*Exercise description:* Reproduce each of the following lines verbatim, in the same order.

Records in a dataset
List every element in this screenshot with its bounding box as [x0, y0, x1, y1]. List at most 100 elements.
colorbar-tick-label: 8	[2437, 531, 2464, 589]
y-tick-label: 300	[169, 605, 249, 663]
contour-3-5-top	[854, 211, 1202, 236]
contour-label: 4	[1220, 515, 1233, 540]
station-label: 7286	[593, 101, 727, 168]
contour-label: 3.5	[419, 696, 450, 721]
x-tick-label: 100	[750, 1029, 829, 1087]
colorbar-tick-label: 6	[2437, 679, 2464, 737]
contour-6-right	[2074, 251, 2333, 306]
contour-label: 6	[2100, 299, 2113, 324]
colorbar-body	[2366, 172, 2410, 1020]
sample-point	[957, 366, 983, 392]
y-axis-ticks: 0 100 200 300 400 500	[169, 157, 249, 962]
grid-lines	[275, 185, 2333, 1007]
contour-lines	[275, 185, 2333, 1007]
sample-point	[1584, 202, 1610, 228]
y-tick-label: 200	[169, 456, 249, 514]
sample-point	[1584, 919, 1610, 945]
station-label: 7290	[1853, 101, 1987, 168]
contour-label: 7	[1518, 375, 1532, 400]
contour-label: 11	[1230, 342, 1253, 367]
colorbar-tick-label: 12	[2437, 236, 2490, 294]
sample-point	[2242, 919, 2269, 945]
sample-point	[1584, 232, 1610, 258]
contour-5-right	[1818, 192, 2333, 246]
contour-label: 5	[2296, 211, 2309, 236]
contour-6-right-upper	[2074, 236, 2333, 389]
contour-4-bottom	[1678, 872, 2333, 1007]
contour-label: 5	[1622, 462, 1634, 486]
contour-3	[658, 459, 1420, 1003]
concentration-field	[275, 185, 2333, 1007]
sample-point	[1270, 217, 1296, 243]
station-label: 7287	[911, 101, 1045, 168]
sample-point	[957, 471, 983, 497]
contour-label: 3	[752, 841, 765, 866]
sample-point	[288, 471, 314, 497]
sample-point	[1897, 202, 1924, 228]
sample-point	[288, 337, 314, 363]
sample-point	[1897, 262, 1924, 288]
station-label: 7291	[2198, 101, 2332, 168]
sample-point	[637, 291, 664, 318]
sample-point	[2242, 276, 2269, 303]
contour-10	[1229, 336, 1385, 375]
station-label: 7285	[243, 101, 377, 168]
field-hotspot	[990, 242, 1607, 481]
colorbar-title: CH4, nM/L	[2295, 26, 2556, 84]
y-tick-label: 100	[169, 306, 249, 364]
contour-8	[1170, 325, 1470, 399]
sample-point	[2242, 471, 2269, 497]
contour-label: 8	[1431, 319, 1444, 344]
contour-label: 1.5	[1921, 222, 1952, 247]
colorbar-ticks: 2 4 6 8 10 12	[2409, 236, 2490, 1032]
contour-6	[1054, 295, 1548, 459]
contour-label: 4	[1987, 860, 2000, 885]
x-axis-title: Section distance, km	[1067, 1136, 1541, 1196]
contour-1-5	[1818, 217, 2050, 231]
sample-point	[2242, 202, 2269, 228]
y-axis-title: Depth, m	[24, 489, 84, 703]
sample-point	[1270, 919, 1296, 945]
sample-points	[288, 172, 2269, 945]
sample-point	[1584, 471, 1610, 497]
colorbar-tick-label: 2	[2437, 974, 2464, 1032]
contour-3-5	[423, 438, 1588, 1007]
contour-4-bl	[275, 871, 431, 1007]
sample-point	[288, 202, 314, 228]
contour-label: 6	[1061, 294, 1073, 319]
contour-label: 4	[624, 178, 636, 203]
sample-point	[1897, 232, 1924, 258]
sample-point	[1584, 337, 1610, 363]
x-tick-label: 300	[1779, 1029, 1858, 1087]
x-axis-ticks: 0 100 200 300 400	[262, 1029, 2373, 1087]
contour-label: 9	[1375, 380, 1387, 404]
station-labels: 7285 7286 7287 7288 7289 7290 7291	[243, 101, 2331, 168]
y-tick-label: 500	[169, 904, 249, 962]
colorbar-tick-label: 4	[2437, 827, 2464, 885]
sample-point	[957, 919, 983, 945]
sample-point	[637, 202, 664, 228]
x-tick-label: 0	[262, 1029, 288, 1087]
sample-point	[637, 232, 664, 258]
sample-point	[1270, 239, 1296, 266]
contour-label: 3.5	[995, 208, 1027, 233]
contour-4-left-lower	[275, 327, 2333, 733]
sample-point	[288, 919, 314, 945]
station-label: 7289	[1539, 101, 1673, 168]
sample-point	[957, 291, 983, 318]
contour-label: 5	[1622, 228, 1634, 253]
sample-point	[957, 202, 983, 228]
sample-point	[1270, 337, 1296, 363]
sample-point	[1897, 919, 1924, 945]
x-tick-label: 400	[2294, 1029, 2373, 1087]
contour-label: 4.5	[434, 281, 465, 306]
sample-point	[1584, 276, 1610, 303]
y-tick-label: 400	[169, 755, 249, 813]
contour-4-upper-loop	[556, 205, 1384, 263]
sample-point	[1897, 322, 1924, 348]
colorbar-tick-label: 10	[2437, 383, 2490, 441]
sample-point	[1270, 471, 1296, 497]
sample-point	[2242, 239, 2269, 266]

*Solved exercise:*
List every element in this screenshot with its bounding box as [x0, y0, x1, y1]. List at most 100 elements.
colorbar-tick-label: 8	[2437, 531, 2464, 589]
y-tick-label: 300	[169, 605, 249, 663]
contour-3-5-top	[854, 211, 1202, 236]
contour-label: 4	[1220, 515, 1233, 540]
station-label: 7286	[593, 101, 727, 168]
contour-label: 3.5	[419, 696, 450, 721]
x-tick-label: 100	[750, 1029, 829, 1087]
colorbar-tick-label: 6	[2437, 679, 2464, 737]
contour-6-right	[2074, 251, 2333, 306]
contour-label: 6	[2100, 299, 2113, 324]
colorbar-body	[2366, 172, 2410, 1020]
sample-point	[957, 366, 983, 392]
y-axis-ticks: 0 100 200 300 400 500	[169, 157, 249, 962]
grid-lines	[275, 185, 2333, 1007]
contour-lines	[275, 185, 2333, 1007]
sample-point	[1584, 202, 1610, 228]
y-tick-label: 200	[169, 456, 249, 514]
sample-point	[1584, 919, 1610, 945]
station-label: 7290	[1853, 101, 1987, 168]
contour-label: 7	[1518, 375, 1532, 400]
contour-label: 11	[1230, 342, 1253, 367]
colorbar-tick-label: 12	[2437, 236, 2490, 294]
sample-point	[2242, 919, 2269, 945]
sample-point	[1584, 232, 1610, 258]
contour-5-right	[1818, 192, 2333, 246]
contour-label: 5	[2296, 211, 2309, 236]
contour-6-right-upper	[2074, 236, 2333, 389]
contour-4-bottom	[1678, 872, 2333, 1007]
contour-label: 5	[1622, 462, 1634, 486]
contour-3	[658, 459, 1420, 1003]
concentration-field	[275, 185, 2333, 1007]
sample-point	[1270, 217, 1296, 243]
station-label: 7287	[911, 101, 1045, 168]
sample-point	[957, 471, 983, 497]
contour-label: 3	[752, 841, 765, 866]
sample-point	[288, 471, 314, 497]
sample-point	[1897, 202, 1924, 228]
sample-point	[288, 337, 314, 363]
sample-point	[1897, 262, 1924, 288]
station-label: 7291	[2198, 101, 2332, 168]
sample-point	[637, 291, 664, 318]
sample-point	[2242, 276, 2269, 303]
contour-10	[1229, 336, 1385, 375]
station-label: 7285	[243, 101, 377, 168]
field-hotspot	[990, 242, 1607, 481]
colorbar-title: CH4, nM/L	[2295, 26, 2556, 84]
y-tick-label: 100	[169, 306, 249, 364]
contour-8	[1170, 325, 1470, 399]
sample-point	[2242, 471, 2269, 497]
contour-label: 8	[1431, 319, 1444, 344]
contour-label: 1.5	[1921, 222, 1952, 247]
colorbar-ticks: 2 4 6 8 10 12	[2409, 236, 2490, 1032]
contour-6	[1054, 295, 1548, 459]
contour-label: 4	[1987, 860, 2000, 885]
x-axis-title: Section distance, km	[1067, 1136, 1541, 1196]
contour-1-5	[1818, 217, 2050, 231]
sample-point	[2242, 202, 2269, 228]
y-axis-title: Depth, m	[24, 489, 84, 703]
sample-point	[1270, 919, 1296, 945]
sample-points	[288, 172, 2269, 945]
sample-point	[1584, 471, 1610, 497]
colorbar-tick-label: 2	[2437, 974, 2464, 1032]
contour-3-5	[423, 438, 1588, 1007]
contour-4-bl	[275, 871, 431, 1007]
sample-point	[288, 202, 314, 228]
contour-label: 6	[1061, 294, 1073, 319]
contour-label: 4	[624, 178, 636, 203]
sample-point	[1897, 232, 1924, 258]
sample-point	[1584, 337, 1610, 363]
x-tick-label: 300	[1779, 1029, 1858, 1087]
x-axis-ticks: 0 100 200 300 400	[262, 1029, 2373, 1087]
contour-label: 9	[1375, 380, 1387, 404]
station-labels: 7285 7286 7287 7288 7289 7290 7291	[243, 101, 2331, 168]
y-tick-label: 500	[169, 904, 249, 962]
colorbar-tick-label: 4	[2437, 827, 2464, 885]
sample-point	[957, 919, 983, 945]
sample-point	[637, 202, 664, 228]
x-tick-label: 0	[262, 1029, 288, 1087]
sample-point	[637, 232, 664, 258]
sample-point	[1270, 239, 1296, 266]
contour-label: 3.5	[995, 208, 1027, 233]
contour-4-left-lower	[275, 327, 2333, 733]
sample-point	[288, 919, 314, 945]
station-label: 7289	[1539, 101, 1673, 168]
sample-point	[957, 291, 983, 318]
contour-label: 5	[1622, 228, 1634, 253]
sample-point	[957, 202, 983, 228]
sample-point	[1270, 337, 1296, 363]
sample-point	[1897, 919, 1924, 945]
x-tick-label: 400	[2294, 1029, 2373, 1087]
contour-label: 4.5	[434, 281, 465, 306]
sample-point	[1584, 276, 1610, 303]
y-tick-label: 400	[169, 755, 249, 813]
contour-4-upper-loop	[556, 205, 1384, 263]
sample-point	[1897, 322, 1924, 348]
colorbar-tick-label: 10	[2437, 383, 2490, 441]
sample-point	[1270, 471, 1296, 497]
sample-point	[2242, 239, 2269, 266]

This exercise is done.